*Task:* Of the lines in the listing below, how many hold "about"? Answer with the number only.

==== Source data ====

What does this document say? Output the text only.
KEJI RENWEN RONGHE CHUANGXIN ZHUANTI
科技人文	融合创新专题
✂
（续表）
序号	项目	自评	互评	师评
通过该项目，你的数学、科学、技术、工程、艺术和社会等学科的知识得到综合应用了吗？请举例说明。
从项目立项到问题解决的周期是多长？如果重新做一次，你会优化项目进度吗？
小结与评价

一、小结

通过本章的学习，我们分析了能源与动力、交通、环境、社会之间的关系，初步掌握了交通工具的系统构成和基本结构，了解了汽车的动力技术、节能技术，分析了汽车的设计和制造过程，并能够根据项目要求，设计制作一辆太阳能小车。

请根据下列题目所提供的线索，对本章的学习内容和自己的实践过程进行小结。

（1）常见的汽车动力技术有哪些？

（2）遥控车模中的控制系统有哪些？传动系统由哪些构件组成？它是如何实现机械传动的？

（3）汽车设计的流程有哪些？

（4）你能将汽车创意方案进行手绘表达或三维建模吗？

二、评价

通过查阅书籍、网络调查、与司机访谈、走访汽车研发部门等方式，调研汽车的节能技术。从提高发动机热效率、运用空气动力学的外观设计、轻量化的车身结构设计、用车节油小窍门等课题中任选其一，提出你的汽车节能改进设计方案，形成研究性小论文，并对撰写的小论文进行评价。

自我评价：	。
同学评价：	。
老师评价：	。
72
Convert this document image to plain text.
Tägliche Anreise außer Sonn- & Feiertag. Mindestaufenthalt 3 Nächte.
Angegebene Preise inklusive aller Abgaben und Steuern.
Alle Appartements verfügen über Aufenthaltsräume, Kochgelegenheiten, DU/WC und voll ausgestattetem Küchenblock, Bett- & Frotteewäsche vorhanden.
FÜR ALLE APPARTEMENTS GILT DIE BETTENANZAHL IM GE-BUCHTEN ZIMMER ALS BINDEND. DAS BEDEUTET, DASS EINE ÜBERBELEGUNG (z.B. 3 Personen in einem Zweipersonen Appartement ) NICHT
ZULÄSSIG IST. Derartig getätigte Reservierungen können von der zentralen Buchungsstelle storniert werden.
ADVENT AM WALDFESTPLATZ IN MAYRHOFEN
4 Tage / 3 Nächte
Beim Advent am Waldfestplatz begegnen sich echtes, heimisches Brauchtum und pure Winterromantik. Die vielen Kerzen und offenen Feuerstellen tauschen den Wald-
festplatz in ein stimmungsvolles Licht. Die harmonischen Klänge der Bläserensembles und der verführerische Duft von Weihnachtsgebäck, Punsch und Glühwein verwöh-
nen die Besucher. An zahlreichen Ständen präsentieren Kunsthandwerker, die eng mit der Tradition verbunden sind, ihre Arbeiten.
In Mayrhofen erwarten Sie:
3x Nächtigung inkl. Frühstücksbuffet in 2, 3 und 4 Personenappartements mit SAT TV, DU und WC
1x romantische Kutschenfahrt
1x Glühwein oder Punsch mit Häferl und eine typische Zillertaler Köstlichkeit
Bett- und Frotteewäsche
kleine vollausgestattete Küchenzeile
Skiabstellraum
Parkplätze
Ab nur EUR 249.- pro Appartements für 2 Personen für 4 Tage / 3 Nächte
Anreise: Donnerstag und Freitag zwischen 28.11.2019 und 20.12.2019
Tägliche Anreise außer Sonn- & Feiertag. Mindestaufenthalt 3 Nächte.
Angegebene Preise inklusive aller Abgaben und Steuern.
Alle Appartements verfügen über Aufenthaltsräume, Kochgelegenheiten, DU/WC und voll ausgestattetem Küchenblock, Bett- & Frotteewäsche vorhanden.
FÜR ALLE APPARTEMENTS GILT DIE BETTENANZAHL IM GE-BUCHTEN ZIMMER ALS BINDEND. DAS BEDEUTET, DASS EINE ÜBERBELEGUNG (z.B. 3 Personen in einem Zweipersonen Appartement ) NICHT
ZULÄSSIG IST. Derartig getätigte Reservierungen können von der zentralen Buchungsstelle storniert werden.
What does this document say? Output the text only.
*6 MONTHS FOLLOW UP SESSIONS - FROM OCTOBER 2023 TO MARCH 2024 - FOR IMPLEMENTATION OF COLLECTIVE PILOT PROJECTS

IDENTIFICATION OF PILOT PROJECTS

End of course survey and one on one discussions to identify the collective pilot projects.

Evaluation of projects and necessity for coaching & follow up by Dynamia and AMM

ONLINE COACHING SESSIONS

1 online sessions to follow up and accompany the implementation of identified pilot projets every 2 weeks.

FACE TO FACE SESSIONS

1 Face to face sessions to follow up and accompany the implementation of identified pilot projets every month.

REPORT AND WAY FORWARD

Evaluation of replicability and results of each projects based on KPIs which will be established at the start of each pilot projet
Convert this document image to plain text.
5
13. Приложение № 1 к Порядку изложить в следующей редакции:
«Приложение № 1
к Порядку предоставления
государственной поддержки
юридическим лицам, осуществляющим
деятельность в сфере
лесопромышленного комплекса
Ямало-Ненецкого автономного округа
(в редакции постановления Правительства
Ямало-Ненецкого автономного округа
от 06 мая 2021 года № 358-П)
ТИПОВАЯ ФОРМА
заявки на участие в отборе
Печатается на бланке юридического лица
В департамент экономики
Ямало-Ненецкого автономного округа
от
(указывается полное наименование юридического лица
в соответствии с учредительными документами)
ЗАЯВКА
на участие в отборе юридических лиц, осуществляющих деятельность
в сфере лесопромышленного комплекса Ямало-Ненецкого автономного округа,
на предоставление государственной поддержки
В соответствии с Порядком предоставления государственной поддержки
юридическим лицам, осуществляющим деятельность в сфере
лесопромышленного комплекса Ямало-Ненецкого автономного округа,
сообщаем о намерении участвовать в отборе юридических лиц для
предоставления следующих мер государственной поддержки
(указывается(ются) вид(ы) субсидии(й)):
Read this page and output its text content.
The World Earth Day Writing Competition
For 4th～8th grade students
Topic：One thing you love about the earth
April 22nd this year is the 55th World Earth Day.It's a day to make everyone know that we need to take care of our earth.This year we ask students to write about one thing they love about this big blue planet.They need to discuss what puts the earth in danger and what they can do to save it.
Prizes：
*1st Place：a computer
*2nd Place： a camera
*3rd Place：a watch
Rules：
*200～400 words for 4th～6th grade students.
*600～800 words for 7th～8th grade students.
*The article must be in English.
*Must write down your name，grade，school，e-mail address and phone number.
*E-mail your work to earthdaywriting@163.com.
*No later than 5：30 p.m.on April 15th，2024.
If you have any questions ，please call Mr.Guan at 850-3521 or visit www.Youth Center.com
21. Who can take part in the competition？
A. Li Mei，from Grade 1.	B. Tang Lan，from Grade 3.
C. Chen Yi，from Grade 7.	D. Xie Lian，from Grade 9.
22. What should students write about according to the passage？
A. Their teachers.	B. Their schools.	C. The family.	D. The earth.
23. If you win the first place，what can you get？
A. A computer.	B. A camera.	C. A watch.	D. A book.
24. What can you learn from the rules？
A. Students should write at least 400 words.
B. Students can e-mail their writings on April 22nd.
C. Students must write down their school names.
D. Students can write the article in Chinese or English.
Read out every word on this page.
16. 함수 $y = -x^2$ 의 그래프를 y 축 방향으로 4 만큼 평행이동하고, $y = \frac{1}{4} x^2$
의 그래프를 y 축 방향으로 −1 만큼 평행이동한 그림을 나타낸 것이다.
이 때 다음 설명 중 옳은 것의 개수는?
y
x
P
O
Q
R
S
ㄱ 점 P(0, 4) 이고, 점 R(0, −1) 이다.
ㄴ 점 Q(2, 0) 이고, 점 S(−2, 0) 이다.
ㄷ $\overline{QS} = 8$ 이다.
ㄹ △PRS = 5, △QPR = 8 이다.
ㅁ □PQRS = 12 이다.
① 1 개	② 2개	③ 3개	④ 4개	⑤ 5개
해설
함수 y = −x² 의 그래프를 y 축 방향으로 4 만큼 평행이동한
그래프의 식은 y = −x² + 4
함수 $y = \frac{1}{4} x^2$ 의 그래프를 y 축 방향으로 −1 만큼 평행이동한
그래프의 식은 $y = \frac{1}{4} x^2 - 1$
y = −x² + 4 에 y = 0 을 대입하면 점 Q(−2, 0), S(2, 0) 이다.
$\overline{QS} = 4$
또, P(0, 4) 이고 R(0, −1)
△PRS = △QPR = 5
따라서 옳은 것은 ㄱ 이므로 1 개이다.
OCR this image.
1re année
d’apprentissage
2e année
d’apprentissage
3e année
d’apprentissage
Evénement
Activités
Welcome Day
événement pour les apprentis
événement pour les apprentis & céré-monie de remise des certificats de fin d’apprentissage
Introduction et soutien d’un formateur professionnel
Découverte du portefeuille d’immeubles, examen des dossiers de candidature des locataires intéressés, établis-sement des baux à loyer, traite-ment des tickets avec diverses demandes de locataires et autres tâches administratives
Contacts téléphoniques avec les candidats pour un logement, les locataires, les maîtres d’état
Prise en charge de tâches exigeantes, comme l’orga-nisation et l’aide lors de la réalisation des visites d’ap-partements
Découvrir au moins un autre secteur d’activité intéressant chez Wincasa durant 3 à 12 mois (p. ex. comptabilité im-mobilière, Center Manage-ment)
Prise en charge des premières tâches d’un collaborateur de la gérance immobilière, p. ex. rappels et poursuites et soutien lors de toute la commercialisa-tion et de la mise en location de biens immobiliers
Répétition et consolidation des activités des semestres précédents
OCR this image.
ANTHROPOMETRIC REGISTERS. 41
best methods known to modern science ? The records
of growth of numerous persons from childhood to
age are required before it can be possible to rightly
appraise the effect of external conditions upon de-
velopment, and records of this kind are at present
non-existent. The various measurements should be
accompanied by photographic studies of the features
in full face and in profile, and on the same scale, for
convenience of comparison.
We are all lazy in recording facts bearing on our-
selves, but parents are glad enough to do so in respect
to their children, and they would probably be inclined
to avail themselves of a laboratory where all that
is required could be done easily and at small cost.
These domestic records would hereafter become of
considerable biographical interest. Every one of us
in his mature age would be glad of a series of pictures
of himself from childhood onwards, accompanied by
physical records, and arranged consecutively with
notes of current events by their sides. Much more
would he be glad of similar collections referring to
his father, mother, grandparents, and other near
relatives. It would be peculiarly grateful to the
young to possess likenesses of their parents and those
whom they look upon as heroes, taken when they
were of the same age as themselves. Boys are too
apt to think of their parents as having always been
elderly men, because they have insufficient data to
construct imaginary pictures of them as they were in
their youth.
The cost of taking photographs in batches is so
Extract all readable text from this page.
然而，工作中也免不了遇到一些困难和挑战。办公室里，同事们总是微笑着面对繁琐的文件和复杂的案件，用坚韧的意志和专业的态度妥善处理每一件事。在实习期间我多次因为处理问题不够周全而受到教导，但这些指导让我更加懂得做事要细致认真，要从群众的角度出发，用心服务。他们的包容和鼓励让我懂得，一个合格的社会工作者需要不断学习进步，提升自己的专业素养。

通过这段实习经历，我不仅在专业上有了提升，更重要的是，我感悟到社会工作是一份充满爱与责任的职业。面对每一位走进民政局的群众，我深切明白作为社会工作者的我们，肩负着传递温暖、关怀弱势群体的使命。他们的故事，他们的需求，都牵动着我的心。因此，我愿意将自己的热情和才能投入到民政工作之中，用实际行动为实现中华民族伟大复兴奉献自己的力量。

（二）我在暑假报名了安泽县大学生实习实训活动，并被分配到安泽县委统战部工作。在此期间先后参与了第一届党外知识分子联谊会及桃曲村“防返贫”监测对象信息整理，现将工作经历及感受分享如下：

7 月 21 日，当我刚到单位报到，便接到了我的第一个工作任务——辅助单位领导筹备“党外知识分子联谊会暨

====

*Full answer:* 3